Begin Records supplied

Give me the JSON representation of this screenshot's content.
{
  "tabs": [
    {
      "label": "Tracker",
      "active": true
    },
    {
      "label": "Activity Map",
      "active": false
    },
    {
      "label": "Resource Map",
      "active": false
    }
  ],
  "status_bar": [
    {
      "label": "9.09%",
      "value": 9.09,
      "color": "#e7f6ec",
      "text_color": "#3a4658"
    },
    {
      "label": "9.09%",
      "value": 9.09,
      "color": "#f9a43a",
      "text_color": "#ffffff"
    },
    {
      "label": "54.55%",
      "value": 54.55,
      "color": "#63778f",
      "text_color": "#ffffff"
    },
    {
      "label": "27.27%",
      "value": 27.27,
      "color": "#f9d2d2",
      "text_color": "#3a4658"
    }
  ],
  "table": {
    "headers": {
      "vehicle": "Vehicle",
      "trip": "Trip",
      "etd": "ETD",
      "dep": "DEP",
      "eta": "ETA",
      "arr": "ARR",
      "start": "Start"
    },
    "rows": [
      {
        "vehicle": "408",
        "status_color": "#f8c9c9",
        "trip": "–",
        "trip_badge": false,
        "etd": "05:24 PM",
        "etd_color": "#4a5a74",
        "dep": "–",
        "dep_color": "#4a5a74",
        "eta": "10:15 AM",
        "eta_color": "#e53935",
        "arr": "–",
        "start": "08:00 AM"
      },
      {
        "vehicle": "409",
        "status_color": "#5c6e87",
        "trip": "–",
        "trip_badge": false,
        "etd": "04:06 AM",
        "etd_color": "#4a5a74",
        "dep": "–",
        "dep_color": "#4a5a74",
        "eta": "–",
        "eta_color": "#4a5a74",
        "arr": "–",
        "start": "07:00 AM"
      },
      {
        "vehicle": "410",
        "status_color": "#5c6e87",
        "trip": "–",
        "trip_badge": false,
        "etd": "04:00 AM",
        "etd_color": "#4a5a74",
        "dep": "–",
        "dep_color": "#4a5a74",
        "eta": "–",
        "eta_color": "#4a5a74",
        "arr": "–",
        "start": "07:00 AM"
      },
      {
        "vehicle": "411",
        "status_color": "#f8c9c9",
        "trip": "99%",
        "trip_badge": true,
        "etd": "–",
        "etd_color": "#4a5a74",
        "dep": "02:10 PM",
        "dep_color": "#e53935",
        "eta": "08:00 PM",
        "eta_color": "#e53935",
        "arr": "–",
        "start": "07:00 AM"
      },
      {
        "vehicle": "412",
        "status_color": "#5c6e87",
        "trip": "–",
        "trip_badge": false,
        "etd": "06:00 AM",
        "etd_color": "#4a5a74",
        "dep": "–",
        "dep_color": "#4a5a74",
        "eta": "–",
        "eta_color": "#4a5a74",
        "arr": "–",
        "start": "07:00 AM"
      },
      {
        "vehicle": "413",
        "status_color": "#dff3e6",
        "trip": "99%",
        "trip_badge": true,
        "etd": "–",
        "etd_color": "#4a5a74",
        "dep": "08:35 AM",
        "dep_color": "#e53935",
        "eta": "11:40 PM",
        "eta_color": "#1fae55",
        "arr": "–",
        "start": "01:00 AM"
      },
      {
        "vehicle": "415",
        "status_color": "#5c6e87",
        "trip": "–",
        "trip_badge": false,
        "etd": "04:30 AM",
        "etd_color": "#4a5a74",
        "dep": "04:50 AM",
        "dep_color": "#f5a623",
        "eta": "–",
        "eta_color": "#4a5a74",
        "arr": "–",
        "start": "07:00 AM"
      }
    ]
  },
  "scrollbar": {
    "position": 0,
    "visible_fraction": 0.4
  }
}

End Records supplied
Begin Records supplied

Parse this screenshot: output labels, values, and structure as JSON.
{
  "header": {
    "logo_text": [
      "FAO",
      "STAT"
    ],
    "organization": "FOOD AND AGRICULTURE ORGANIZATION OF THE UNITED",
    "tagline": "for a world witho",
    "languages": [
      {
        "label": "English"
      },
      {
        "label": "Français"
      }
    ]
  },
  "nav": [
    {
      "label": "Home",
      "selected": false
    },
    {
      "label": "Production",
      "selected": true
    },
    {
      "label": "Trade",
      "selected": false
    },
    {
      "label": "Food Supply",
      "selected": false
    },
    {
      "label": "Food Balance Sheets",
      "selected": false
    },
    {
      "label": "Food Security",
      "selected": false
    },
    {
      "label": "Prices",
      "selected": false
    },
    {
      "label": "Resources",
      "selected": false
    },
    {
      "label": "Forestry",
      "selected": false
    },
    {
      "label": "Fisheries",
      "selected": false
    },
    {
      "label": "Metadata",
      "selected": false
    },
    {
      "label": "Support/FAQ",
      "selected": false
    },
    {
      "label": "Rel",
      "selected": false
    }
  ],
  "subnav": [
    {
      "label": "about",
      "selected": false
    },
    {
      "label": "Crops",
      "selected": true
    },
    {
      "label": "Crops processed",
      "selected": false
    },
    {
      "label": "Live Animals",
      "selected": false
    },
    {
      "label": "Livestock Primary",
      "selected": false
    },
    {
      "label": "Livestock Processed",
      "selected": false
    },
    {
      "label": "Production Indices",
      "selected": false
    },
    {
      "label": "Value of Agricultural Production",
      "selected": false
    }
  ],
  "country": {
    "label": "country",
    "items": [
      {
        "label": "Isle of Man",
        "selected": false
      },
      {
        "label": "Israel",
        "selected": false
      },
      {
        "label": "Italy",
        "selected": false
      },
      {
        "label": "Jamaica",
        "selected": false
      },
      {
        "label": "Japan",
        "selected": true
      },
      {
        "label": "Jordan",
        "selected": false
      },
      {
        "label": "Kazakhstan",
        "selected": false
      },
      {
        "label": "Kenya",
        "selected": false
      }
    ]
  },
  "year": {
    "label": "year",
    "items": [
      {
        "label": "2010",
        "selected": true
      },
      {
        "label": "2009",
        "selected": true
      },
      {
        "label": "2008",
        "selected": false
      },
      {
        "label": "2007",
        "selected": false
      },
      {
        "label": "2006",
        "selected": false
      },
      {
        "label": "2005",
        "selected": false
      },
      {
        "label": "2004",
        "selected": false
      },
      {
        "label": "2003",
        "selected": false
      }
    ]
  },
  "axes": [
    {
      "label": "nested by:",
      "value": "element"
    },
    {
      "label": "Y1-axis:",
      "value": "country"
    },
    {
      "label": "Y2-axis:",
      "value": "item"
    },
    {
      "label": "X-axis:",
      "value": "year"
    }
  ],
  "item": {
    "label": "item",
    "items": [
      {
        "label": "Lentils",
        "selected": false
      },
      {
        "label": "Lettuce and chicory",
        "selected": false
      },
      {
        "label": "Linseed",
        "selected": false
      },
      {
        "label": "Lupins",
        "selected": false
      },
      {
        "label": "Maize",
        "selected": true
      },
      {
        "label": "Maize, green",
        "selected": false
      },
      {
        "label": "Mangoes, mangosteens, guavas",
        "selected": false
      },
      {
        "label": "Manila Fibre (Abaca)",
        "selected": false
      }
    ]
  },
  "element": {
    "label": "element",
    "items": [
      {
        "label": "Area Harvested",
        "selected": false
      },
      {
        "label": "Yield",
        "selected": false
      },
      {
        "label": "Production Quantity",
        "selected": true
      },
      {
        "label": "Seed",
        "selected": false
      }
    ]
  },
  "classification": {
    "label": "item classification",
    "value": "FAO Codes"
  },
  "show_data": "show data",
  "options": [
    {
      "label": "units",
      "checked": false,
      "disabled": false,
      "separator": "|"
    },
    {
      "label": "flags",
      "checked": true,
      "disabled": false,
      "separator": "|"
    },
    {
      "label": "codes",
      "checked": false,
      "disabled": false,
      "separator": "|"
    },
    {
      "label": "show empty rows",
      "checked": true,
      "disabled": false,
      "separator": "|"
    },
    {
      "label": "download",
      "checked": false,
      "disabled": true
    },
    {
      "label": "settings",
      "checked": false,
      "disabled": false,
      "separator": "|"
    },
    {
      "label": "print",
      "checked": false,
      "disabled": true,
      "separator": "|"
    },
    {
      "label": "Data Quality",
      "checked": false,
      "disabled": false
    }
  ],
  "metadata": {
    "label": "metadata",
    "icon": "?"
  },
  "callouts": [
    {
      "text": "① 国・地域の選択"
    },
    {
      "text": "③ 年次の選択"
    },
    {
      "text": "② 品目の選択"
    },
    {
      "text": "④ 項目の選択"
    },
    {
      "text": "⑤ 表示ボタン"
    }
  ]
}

End Records supplied
Begin Records supplied

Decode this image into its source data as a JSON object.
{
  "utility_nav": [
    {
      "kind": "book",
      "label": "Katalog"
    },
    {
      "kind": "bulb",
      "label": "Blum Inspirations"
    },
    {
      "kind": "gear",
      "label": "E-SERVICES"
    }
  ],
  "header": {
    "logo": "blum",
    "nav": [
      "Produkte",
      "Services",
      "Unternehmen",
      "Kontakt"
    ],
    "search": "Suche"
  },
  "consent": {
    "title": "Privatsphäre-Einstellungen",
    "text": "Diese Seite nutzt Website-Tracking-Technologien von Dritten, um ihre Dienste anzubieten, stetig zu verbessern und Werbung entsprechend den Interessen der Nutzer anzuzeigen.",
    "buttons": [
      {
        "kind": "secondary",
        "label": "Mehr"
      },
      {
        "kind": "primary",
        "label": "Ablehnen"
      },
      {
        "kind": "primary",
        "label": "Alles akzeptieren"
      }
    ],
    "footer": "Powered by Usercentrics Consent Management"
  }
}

End Records supplied

**To do:**
From the data, pick out every line that includes "vehicle".

**Exercise solution:**
      "vehicle": "Vehicle",
        "vehicle": "408",
        "vehicle": "409",
        "vehicle": "410",
        "vehicle": "411",
        "vehicle": "412",
        "vehicle": "413",
        "vehicle": "415",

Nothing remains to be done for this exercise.